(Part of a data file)
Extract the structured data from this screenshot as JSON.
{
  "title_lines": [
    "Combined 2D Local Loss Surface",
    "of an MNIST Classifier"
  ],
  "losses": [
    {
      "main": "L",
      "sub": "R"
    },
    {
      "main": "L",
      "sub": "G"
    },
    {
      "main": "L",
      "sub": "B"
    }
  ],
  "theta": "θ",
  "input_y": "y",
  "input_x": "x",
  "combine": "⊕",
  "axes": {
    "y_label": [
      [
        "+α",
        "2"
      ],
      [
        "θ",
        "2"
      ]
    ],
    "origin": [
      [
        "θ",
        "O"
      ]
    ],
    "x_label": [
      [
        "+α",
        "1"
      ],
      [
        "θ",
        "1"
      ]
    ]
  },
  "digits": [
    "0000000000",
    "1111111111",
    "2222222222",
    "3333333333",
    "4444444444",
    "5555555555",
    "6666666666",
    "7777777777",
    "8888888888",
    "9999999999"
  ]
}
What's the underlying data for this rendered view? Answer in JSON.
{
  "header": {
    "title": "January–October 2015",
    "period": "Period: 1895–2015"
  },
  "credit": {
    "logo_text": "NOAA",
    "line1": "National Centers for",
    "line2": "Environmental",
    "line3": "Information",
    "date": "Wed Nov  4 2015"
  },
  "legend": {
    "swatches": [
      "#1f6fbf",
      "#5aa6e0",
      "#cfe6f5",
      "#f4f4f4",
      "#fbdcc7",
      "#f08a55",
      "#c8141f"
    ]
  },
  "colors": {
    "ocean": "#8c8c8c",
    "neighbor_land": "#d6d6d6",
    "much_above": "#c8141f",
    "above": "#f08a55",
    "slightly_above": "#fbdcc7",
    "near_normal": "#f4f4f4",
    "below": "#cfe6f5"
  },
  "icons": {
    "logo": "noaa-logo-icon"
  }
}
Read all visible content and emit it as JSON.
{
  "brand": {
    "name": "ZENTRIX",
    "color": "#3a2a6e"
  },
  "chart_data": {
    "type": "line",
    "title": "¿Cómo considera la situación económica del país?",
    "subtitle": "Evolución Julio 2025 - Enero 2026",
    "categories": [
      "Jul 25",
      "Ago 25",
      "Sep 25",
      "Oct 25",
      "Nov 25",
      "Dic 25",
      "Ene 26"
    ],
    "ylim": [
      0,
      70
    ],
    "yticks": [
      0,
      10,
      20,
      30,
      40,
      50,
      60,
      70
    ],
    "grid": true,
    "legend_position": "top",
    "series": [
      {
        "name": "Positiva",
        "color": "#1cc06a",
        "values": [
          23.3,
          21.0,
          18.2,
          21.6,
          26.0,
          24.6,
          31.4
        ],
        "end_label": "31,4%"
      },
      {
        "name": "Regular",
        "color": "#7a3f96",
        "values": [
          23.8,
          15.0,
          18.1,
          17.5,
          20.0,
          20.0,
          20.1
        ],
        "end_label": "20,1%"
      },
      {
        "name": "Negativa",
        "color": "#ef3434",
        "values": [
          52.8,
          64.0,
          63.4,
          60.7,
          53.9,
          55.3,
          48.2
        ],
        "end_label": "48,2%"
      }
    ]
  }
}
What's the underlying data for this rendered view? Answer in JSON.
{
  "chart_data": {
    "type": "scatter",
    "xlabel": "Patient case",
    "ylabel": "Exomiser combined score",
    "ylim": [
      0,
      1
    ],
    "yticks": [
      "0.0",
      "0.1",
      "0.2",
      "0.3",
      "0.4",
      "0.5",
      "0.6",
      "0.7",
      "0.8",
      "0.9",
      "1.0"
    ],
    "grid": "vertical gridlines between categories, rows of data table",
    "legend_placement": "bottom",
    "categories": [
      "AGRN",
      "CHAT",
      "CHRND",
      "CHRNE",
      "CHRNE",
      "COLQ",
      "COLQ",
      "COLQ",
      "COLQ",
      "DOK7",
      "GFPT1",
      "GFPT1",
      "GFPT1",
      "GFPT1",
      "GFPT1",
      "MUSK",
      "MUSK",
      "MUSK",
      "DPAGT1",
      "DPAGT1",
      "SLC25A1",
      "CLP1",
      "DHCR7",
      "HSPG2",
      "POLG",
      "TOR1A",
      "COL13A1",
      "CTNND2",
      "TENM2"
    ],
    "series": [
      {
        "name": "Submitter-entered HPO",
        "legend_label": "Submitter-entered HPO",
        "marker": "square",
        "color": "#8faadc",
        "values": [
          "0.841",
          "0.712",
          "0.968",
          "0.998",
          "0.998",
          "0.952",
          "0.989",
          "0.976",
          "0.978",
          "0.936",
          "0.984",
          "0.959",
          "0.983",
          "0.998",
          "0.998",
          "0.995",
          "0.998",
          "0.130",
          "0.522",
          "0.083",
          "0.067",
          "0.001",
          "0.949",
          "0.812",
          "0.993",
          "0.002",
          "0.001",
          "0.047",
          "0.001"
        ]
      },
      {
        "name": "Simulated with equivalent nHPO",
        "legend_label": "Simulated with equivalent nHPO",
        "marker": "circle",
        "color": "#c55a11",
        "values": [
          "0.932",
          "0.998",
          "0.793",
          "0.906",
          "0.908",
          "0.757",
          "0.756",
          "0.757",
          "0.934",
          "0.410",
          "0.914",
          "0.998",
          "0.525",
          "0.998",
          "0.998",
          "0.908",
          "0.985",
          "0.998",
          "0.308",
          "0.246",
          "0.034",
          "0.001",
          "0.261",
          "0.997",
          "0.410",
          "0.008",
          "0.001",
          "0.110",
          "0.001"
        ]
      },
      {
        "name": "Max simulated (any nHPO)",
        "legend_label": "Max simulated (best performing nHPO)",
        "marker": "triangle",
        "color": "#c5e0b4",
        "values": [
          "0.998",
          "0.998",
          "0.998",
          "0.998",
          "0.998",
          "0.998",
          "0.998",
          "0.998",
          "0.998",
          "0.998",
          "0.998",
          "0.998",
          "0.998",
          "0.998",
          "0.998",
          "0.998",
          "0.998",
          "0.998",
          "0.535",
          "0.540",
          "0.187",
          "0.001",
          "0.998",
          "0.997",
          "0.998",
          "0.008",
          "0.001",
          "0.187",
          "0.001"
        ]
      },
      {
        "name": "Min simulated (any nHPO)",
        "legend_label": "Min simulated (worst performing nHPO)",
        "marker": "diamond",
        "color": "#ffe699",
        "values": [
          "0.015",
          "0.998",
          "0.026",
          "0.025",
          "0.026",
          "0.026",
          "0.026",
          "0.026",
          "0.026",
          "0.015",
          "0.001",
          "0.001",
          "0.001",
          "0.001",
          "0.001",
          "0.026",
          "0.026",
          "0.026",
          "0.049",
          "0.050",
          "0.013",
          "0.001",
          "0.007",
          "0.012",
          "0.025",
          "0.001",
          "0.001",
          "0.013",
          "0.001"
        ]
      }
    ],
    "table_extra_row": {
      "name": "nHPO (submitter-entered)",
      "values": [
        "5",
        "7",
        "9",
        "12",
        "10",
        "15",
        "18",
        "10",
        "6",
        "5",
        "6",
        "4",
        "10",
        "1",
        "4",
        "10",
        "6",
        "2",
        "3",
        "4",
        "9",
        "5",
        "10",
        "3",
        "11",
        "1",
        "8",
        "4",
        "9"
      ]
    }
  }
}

* [Exercise objective]: Retype every entry above, word for word.

* [Task response]:
Extract the structured data from this screenshot as JSON.
{
  "title_lines": [
    "Combined 2D Local Loss Surface",
    "of an MNIST Classifier"
  ],
  "losses": [
    {
      "main": "L",
      "sub": "R"
    },
    {
      "main": "L",
      "sub": "G"
    },
    {
      "main": "L",
      "sub": "B"
    }
  ],
  "theta": "θ",
  "input_y": "y",
  "input_x": "x",
  "combine": "⊕",
  "axes": {
    "y_label": [
      [
        "+α",
        "2"
      ],
      [
        "θ",
        "2"
      ]
    ],
    "origin": [
      [
        "θ",
        "O"
      ]
    ],
    "x_label": [
      [
        "+α",
        "1"
      ],
      [
        "θ",
        "1"
      ]
    ]
  },
  "digits": [
    "0000000000",
    "1111111111",
    "2222222222",
    "3333333333",
    "4444444444",
    "5555555555",
    "6666666666",
    "7777777777",
    "8888888888",
    "9999999999"
  ]
}
What's the underlying data for this rendered view? Answer in JSON.
{
  "header": {
    "title": "January–October 2015",
    "period": "Period: 1895–2015"
  },
  "credit": {
    "logo_text": "NOAA",
    "line1": "National Centers for",
    "line2": "Environmental",
    "line3": "Information",
    "date": "Wed Nov  4 2015"
  },
  "legend": {
    "swatches": [
      "#1f6fbf",
      "#5aa6e0",
      "#cfe6f5",
      "#f4f4f4",
      "#fbdcc7",
      "#f08a55",
      "#c8141f"
    ]
  },
  "colors": {
    "ocean": "#8c8c8c",
    "neighbor_land": "#d6d6d6",
    "much_above": "#c8141f",
    "above": "#f08a55",
    "slightly_above": "#fbdcc7",
    "near_normal": "#f4f4f4",
    "below": "#cfe6f5"
  },
  "icons": {
    "logo": "noaa-logo-icon"
  }
}
Read all visible content and emit it as JSON.
{
  "brand": {
    "name": "ZENTRIX",
    "color": "#3a2a6e"
  },
  "chart_data": {
    "type": "line",
    "title": "¿Cómo considera la situación económica del país?",
    "subtitle": "Evolución Julio 2025 - Enero 2026",
    "categories": [
      "Jul 25",
      "Ago 25",
      "Sep 25",
      "Oct 25",
      "Nov 25",
      "Dic 25",
      "Ene 26"
    ],
    "ylim": [
      0,
      70
    ],
    "yticks": [
      0,
      10,
      20,
      30,
      40,
      50,
      60,
      70
    ],
    "grid": true,
    "legend_position": "top",
    "series": [
      {
        "name": "Positiva",
        "color": "#1cc06a",
        "values": [
          23.3,
          21.0,
          18.2,
          21.6,
          26.0,
          24.6,
          31.4
        ],
        "end_label": "31,4%"
      },
      {
        "name": "Regular",
        "color": "#7a3f96",
        "values": [
          23.8,
          15.0,
          18.1,
          17.5,
          20.0,
          20.0,
          20.1
        ],
        "end_label": "20,1%"
      },
      {
        "name": "Negativa",
        "color": "#ef3434",
        "values": [
          52.8,
          64.0,
          63.4,
          60.7,
          53.9,
          55.3,
          48.2
        ],
        "end_label": "48,2%"
      }
    ]
  }
}
What's the underlying data for this rendered view? Answer in JSON.
{
  "chart_data": {
    "type": "scatter",
    "xlabel": "Patient case",
    "ylabel": "Exomiser combined score",
    "ylim": [
      0,
      1
    ],
    "yticks": [
      "0.0",
      "0.1",
      "0.2",
      "0.3",
      "0.4",
      "0.5",
      "0.6",
      "0.7",
      "0.8",
      "0.9",
      "1.0"
    ],
    "grid": "vertical gridlines between categories, rows of data table",
    "legend_placement": "bottom",
    "categories": [
      "AGRN",
      "CHAT",
      "CHRND",
      "CHRNE",
      "CHRNE",
      "COLQ",
      "COLQ",
      "COLQ",
      "COLQ",
      "DOK7",
      "GFPT1",
      "GFPT1",
      "GFPT1",
      "GFPT1",
      "GFPT1",
      "MUSK",
      "MUSK",
      "MUSK",
      "DPAGT1",
      "DPAGT1",
      "SLC25A1",
      "CLP1",
      "DHCR7",
      "HSPG2",
      "POLG",
      "TOR1A",
      "COL13A1",
      "CTNND2",
      "TENM2"
    ],
    "series": [
      {
        "name": "Submitter-entered HPO",
        "legend_label": "Submitter-entered HPO",
        "marker": "square",
        "color": "#8faadc",
        "values": [
          "0.841",
          "0.712",
          "0.968",
          "0.998",
          "0.998",
          "0.952",
          "0.989",
          "0.976",
          "0.978",
          "0.936",
          "0.984",
          "0.959",
          "0.983",
          "0.998",
          "0.998",
          "0.995",
          "0.998",
          "0.130",
          "0.522",
          "0.083",
          "0.067",
          "0.001",
          "0.949",
          "0.812",
          "0.993",
          "0.002",
          "0.001",
          "0.047",
          "0.001"
        ]
      },
      {
        "name": "Simulated with equivalent nHPO",
        "legend_label": "Simulated with equivalent nHPO",
        "marker": "circle",
        "color": "#c55a11",
        "values": [
          "0.932",
          "0.998",
          "0.793",
          "0.906",
          "0.908",
          "0.757",
          "0.756",
          "0.757",
          "0.934",
          "0.410",
          "0.914",
          "0.998",
          "0.525",
          "0.998",
          "0.998",
          "0.908",
          "0.985",
          "0.998",
          "0.308",
          "0.246",
          "0.034",
          "0.001",
          "0.261",
          "0.997",
          "0.410",
          "0.008",
          "0.001",
          "0.110",
          "0.001"
        ]
      },
      {
        "name": "Max simulated (any nHPO)",
        "legend_label": "Max simulated (best performing nHPO)",
        "marker": "triangle",
        "color": "#c5e0b4",
        "values": [
          "0.998",
          "0.998",
          "0.998",
          "0.998",
          "0.998",
          "0.998",
          "0.998",
          "0.998",
          "0.998",
          "0.998",
          "0.998",
          "0.998",
          "0.998",
          "0.998",
          "0.998",
          "0.998",
          "0.998",
          "0.998",
          "0.535",
          "0.540",
          "0.187",
          "0.001",
          "0.998",
          "0.997",
          "0.998",
          "0.008",
          "0.001",
          "0.187",
          "0.001"
        ]
      },
      {
        "name": "Min simulated (any nHPO)",
        "legend_label": "Min simulated (worst performing nHPO)",
        "marker": "diamond",
        "color": "#ffe699",
        "values": [
          "0.015",
          "0.998",
          "0.026",
          "0.025",
          "0.026",
          "0.026",
          "0.026",
          "0.026",
          "0.026",
          "0.015",
          "0.001",
          "0.001",
          "0.001",
          "0.001",
          "0.001",
          "0.026",
          "0.026",
          "0.026",
          "0.049",
          "0.050",
          "0.013",
          "0.001",
          "0.007",
          "0.012",
          "0.025",
          "0.001",
          "0.001",
          "0.013",
          "0.001"
        ]
      }
    ],
    "table_extra_row": {
      "name": "nHPO (submitter-entered)",
      "values": [
        "5",
        "7",
        "9",
        "12",
        "10",
        "15",
        "18",
        "10",
        "6",
        "5",
        "6",
        "4",
        "10",
        "1",
        "4",
        "10",
        "6",
        "2",
        "3",
        "4",
        "9",
        "5",
        "10",
        "3",
        "11",
        "1",
        "8",
        "4",
        "9"
      ]
    }
  }
}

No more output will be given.